REQUEST 1: In the Mnesia thread, list the Erlang functions called in the command that the message reports running on the 103-item table.
REQUEST 2: Copy the entries from the first line through the line containing "18, 234, 37]", including both ends.
---- SOURCE TEXT
[erlang-questions] random entry from mensia

Thu Nov 18 19:53:41 CET 2010

Ok thanks jesper that explains a lot!

I ran rp([{N,mnesia:dirty_slot(offline_msg,N)}||N<-lists:seq(0,255)]). on a table with only 103 items in it and now i understand what it does. Only about 3 of the items had anything in the at all & it seemed that item 199 had about 90 % of everything, so i can see it is nothing like what i wanted. I would assume that a heavily loaded table the distribution may be a bit more even but even so i could potentially end up with a few % of my table begin returned with that command. Out of interest would increasing the number of buckets say 100 fold have a strong detrimental effect on the overall performance of the table & is this a user controllable parameter?

In conclusion however, just added an auto incremented indexed column is the most  sensible solution to the problem i think

James

On 18 Nov 2010, at 18:11, Jesper Louis Andersen wrote:

> On Thu, Nov 18, 2010 at 6:00 PM, James Churchman
> <jameschurchman@REDACTED> wrote:
>> Someone i know brought up an interesting question that is usually very easy to solve in sql but i could not see an obvious efficient solution in Mnesia
> 
> The same problem is present in most other K/V stores where you can not
> rely on the fact that the K is an increasing value. My solution would
> probably be to have another table mapping {I, K} where I is a running
> index. The exercise left for the reader is to handle the case where K
> is deleted :)
--------
---- RECORDS PROVIDED
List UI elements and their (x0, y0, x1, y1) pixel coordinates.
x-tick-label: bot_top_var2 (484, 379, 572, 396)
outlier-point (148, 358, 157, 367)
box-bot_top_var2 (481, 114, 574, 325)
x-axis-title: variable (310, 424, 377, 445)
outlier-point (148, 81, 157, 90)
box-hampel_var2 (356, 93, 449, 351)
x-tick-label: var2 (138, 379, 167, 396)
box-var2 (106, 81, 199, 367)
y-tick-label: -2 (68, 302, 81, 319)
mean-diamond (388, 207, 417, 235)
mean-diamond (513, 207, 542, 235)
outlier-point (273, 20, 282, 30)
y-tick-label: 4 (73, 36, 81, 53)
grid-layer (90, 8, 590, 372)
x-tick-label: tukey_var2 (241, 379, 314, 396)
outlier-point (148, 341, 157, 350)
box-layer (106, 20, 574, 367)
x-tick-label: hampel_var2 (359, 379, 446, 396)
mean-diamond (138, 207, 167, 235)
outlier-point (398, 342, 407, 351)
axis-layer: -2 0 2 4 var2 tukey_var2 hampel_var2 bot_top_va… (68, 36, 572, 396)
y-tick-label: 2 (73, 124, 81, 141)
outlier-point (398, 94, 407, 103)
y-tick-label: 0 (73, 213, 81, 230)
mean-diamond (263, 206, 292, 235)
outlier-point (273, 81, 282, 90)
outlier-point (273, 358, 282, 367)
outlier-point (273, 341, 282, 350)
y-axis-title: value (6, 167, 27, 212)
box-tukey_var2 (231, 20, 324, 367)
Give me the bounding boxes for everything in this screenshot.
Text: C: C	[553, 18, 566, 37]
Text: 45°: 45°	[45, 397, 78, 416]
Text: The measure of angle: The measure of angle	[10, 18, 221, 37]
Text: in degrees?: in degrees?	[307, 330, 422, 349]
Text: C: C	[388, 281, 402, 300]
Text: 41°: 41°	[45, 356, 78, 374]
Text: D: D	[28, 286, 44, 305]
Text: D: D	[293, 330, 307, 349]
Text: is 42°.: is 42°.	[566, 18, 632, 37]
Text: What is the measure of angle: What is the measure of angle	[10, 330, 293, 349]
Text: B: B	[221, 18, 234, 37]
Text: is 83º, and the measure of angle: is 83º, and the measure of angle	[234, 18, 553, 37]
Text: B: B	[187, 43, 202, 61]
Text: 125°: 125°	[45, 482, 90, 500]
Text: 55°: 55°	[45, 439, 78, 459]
--------
EXERCISE RESULT 1: rp, mnesia:dirty_slot, lists:seq

EXERCISE RESULT 2:
List UI elements and their (x0, y0, x1, y1) pixel coordinates.
x-tick-label: bot_top_var2 (484, 379, 572, 396)
outlier-point (148, 358, 157, 367)
box-bot_top_var2 (481, 114, 574, 325)
x-axis-title: variable (310, 424, 377, 445)
outlier-point (148, 81, 157, 90)
box-hampel_var2 (356, 93, 449, 351)
x-tick-label: var2 (138, 379, 167, 396)
box-var2 (106, 81, 199, 367)
y-tick-label: -2 (68, 302, 81, 319)
mean-diamond (388, 207, 417, 235)
mean-diamond (513, 207, 542, 235)
outlier-point (273, 20, 282, 30)
y-tick-label: 4 (73, 36, 81, 53)
grid-layer (90, 8, 590, 372)
x-tick-label: tukey_var2 (241, 379, 314, 396)
outlier-point (148, 341, 157, 350)
box-layer (106, 20, 574, 367)
x-tick-label: hampel_var2 (359, 379, 446, 396)
mean-diamond (138, 207, 167, 235)
outlier-point (398, 342, 407, 351)
axis-layer: -2 0 2 4 var2 tukey_var2 hampel_var2 bot_top_va… (68, 36, 572, 396)
y-tick-label: 2 (73, 124, 81, 141)
outlier-point (398, 94, 407, 103)
y-tick-label: 0 (73, 213, 81, 230)
mean-diamond (263, 206, 292, 235)
outlier-point (273, 81, 282, 90)
outlier-point (273, 358, 282, 367)
outlier-point (273, 341, 282, 350)
y-axis-title: value (6, 167, 27, 212)
box-tukey_var2 (231, 20, 324, 367)
Give me the bounding boxes for everything in this screenshot.
Text: C: C	[553, 18, 566, 37]
Text: 45°: 45°	[45, 397, 78, 416]
Text: The measure of angle: The measure of angle	[10, 18, 221, 37]
Text: in degrees?: in degrees?	[307, 330, 422, 349]
Text: C: C	[388, 281, 402, 300]
Text: 41°: 41°	[45, 356, 78, 374]
Text: D: D	[28, 286, 44, 305]
Text: D: D	[293, 330, 307, 349]
Text: is 42°.: is 42°.	[566, 18, 632, 37]
Text: What is the measure of angle: What is the measure of angle	[10, 330, 293, 349]
Text: B: B	[221, 18, 234, 37]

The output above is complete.